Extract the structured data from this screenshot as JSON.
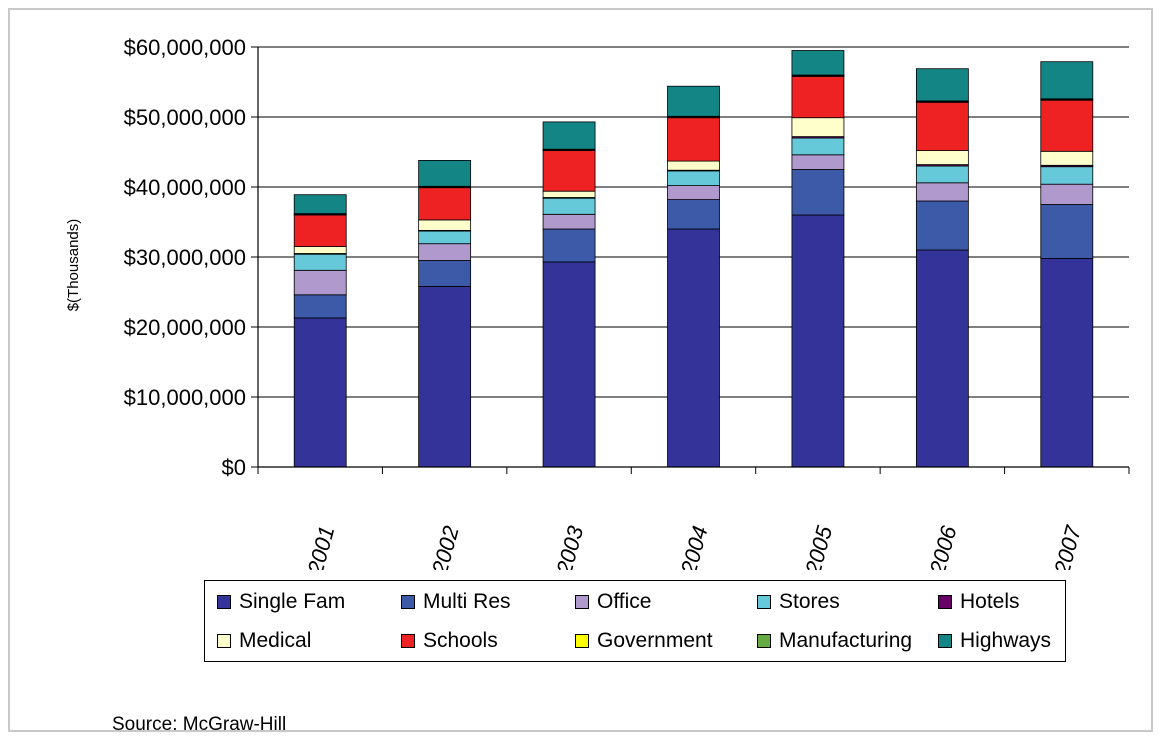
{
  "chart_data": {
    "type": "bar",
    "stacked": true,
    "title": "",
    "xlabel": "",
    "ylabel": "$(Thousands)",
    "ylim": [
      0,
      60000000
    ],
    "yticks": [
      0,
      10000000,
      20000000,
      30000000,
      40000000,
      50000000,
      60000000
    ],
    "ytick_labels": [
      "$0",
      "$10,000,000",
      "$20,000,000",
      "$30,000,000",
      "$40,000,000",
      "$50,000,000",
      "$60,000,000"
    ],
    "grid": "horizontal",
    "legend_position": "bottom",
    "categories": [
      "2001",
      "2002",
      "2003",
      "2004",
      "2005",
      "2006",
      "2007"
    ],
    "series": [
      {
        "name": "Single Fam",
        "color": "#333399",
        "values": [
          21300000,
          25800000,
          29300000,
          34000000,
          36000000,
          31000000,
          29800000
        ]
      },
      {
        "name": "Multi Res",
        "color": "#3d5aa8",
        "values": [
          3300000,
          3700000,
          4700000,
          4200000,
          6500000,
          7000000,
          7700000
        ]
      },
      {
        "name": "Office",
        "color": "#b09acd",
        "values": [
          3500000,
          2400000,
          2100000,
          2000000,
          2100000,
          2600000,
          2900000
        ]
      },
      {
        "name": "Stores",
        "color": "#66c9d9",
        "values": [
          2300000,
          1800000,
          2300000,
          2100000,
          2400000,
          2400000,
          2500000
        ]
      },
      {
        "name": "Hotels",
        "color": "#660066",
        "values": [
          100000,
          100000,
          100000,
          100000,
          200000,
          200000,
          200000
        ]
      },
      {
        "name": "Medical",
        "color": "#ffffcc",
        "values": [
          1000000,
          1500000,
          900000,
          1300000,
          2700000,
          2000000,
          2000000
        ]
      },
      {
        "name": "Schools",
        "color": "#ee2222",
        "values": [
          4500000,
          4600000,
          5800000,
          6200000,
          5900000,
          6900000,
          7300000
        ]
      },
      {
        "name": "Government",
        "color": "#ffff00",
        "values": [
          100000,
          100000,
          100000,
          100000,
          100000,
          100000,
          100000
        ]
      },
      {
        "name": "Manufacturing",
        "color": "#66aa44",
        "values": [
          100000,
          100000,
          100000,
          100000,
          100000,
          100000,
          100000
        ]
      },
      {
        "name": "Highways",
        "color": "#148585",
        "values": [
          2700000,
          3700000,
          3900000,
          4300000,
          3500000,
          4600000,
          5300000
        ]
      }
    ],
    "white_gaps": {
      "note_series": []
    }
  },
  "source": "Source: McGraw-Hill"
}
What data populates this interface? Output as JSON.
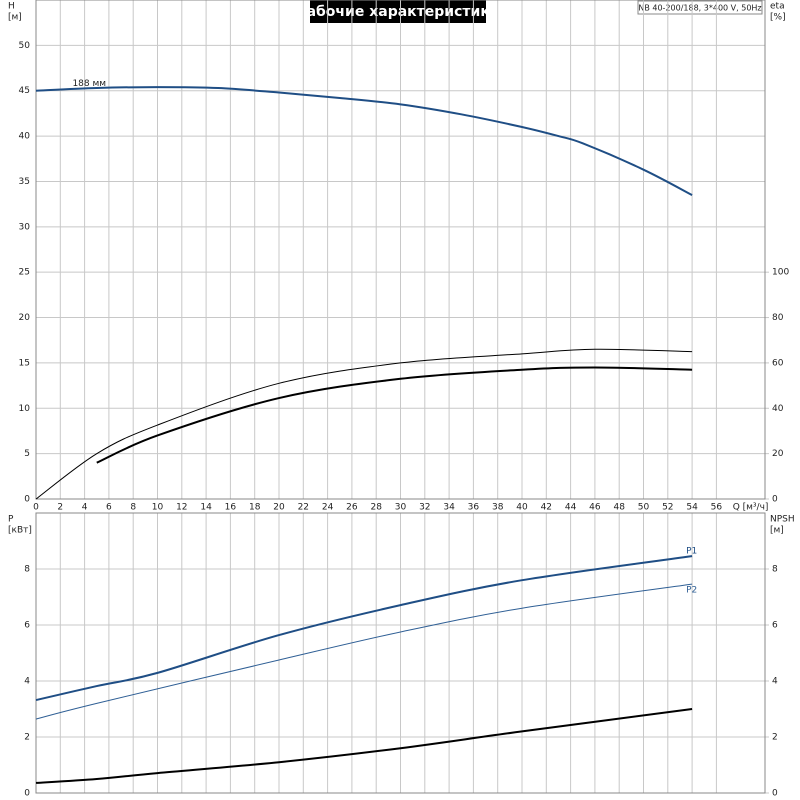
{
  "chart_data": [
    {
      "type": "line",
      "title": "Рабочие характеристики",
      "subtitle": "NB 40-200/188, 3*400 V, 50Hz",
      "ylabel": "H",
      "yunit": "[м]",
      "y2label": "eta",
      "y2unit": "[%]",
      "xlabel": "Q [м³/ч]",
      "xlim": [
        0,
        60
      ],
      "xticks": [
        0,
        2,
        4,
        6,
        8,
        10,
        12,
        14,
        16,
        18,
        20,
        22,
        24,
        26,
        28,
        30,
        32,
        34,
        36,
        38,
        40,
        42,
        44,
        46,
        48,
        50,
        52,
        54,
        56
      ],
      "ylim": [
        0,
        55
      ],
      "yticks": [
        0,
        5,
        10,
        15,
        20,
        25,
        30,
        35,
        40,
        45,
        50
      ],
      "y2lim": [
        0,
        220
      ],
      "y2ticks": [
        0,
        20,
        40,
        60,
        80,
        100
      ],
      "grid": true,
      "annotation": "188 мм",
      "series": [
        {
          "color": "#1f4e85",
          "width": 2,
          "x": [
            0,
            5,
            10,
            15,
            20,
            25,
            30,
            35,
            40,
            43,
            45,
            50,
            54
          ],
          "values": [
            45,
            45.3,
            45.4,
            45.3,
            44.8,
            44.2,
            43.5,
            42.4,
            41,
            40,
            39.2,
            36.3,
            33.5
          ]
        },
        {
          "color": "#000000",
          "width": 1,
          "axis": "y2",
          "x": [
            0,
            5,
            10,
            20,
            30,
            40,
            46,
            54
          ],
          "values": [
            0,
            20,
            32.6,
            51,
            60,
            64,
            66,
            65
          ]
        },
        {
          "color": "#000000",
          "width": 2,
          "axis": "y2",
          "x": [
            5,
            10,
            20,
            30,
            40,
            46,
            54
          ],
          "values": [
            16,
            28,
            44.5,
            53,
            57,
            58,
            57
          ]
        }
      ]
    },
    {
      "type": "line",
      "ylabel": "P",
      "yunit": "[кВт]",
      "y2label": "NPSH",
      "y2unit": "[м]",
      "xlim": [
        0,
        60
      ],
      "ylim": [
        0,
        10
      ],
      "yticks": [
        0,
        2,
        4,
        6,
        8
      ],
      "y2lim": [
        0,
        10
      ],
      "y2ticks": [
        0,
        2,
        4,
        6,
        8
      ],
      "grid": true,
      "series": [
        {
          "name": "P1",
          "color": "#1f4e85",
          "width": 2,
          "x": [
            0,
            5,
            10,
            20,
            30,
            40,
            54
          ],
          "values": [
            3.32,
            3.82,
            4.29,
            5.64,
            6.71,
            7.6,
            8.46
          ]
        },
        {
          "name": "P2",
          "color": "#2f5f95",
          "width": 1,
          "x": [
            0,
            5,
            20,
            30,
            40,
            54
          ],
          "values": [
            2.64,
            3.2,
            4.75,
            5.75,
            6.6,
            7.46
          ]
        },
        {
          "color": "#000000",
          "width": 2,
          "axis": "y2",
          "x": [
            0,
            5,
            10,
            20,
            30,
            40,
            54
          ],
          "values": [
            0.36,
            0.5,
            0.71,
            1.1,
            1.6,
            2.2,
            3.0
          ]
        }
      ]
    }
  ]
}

==================================================

- _Task statement_:
Write out again every line above exactly as given; the pictures do not belong in the copy.

- _Correct output_:
Extract the structured data from this screenshot as JSON.
{
  "chart_data": {
    "type": "bar",
    "stacked": true,
    "title": "",
    "xlabel": "",
    "ylabel": "$(Thousands)",
    "ylim": [
      0,
      60000000
    ],
    "yticks": [
      0,
      10000000,
      20000000,
      30000000,
      40000000,
      50000000,
      60000000
    ],
    "ytick_labels": [
      "$0",
      "$10,000,000",
      "$20,000,000",
      "$30,000,000",
      "$40,000,000",
      "$50,000,000",
      "$60,000,000"
    ],
    "grid": "horizontal",
    "legend_position": "bottom",
    "categories": [
      "2001",
      "2002",
      "2003",
      "2004",
      "2005",
      "2006",
      "2007"
    ],
    "series": [
      {
        "name": "Single Fam",
        "color": "#333399",
        "values": [
          21300000,
          25800000,
          29300000,
          34000000,
          36000000,
          31000000,
          29800000
        ]
      },
      {
        "name": "Multi Res",
        "color": "#3d5aa8",
        "values": [
          3300000,
          3700000,
          4700000,
          4200000,
          6500000,
          7000000,
          7700000
        ]
      },
      {
        "name": "Office",
        "color": "#b09acd",
        "values": [
          3500000,
          2400000,
          2100000,
          2000000,
          2100000,
          2600000,
          2900000
        ]
      },
      {
        "name": "Stores",
        "color": "#66c9d9",
        "values": [
          2300000,
          1800000,
          2300000,
          2100000,
          2400000,
          2400000,
          2500000
        ]
      },
      {
        "name": "Hotels",
        "color": "#660066",
        "values": [
          100000,
          100000,
          100000,
          100000,
          200000,
          200000,
          200000
        ]
      },
      {
        "name": "Medical",
        "color": "#ffffcc",
        "values": [
          1000000,
          1500000,
          900000,
          1300000,
          2700000,
          2000000,
          2000000
        ]
      },
      {
        "name": "Schools",
        "color": "#ee2222",
        "values": [
          4500000,
          4600000,
          5800000,
          6200000,
          5900000,
          6900000,
          7300000
        ]
      },
      {
        "name": "Government",
        "color": "#ffff00",
        "values": [
          100000,
          100000,
          100000,
          100000,
          100000,
          100000,
          100000
        ]
      },
      {
        "name": "Manufacturing",
        "color": "#66aa44",
        "values": [
          100000,
          100000,
          100000,
          100000,
          100000,
          100000,
          100000
        ]
      },
      {
        "name": "Highways",
        "color": "#148585",
        "values": [
          2700000,
          3700000,
          3900000,
          4300000,
          3500000,
          4600000,
          5300000
        ]
      }
    ],
    "white_gaps": {
      "note_series": []
    }
  },
  "source": "Source: McGraw-Hill"
}
What data populates this interface? Output as JSON.
{
  "chart_data": [
    {
      "type": "line",
      "title": "Рабочие характеристики",
      "subtitle": "NB 40-200/188, 3*400 V, 50Hz",
      "ylabel": "H",
      "yunit": "[м]",
      "y2label": "eta",
      "y2unit": "[%]",
      "xlabel": "Q [м³/ч]",
      "xlim": [
        0,
        60
      ],
      "xticks": [
        0,
        2,
        4,
        6,
        8,
        10,
        12,
        14,
        16,
        18,
        20,
        22,
        24,
        26,
        28,
        30,
        32,
        34,
        36,
        38,
        40,
        42,
        44,
        46,
        48,
        50,
        52,
        54,
        56
      ],
      "ylim": [
        0,
        55
      ],
      "yticks": [
        0,
        5,
        10,
        15,
        20,
        25,
        30,
        35,
        40,
        45,
        50
      ],
      "y2lim": [
        0,
        220
      ],
      "y2ticks": [
        0,
        20,
        40,
        60,
        80,
        100
      ],
      "grid": true,
      "annotation": "188 мм",
      "series": [
        {
          "color": "#1f4e85",
          "width": 2,
          "x": [
            0,
            5,
            10,
            15,
            20,
            25,
            30,
            35,
            40,
            43,
            45,
            50,
            54
          ],
          "values": [
            45,
            45.3,
            45.4,
            45.3,
            44.8,
            44.2,
            43.5,
            42.4,
            41,
            40,
            39.2,
            36.3,
            33.5
          ]
        },
        {
          "color": "#000000",
          "width": 1,
          "axis": "y2",
          "x": [
            0,
            5,
            10,
            20,
            30,
            40,
            46,
            54
          ],
          "values": [
            0,
            20,
            32.6,
            51,
            60,
            64,
            66,
            65
          ]
        },
        {
          "color": "#000000",
          "width": 2,
          "axis": "y2",
          "x": [
            5,
            10,
            20,
            30,
            40,
            46,
            54
          ],
          "values": [
            16,
            28,
            44.5,
            53,
            57,
            58,
            57
          ]
        }
      ]
    },
    {
      "type": "line",
      "ylabel": "P",
      "yunit": "[кВт]",
      "y2label": "NPSH",
      "y2unit": "[м]",
      "xlim": [
        0,
        60
      ],
      "ylim": [
        0,
        10
      ],
      "yticks": [
        0,
        2,
        4,
        6,
        8
      ],
      "y2lim": [
        0,
        10
      ],
      "y2ticks": [
        0,
        2,
        4,
        6,
        8
      ],
      "grid": true,
      "series": [
        {
          "name": "P1",
          "color": "#1f4e85",
          "width": 2,
          "x": [
            0,
            5,
            10,
            20,
            30,
            40,
            54
          ],
          "values": [
            3.32,
            3.82,
            4.29,
            5.64,
            6.71,
            7.6,
            8.46
          ]
        },
        {
          "name": "P2",
          "color": "#2f5f95",
          "width": 1,
          "x": [
            0,
            5,
            20,
            30,
            40,
            54
          ],
          "values": [
            2.64,
            3.2,
            4.75,
            5.75,
            6.6,
            7.46
          ]
        },
        {
          "color": "#000000",
          "width": 2,
          "axis": "y2",
          "x": [
            0,
            5,
            10,
            20,
            30,
            40,
            54
          ],
          "values": [
            0.36,
            0.5,
            0.71,
            1.1,
            1.6,
            2.2,
            3.0
          ]
        }
      ]
    }
  ]
}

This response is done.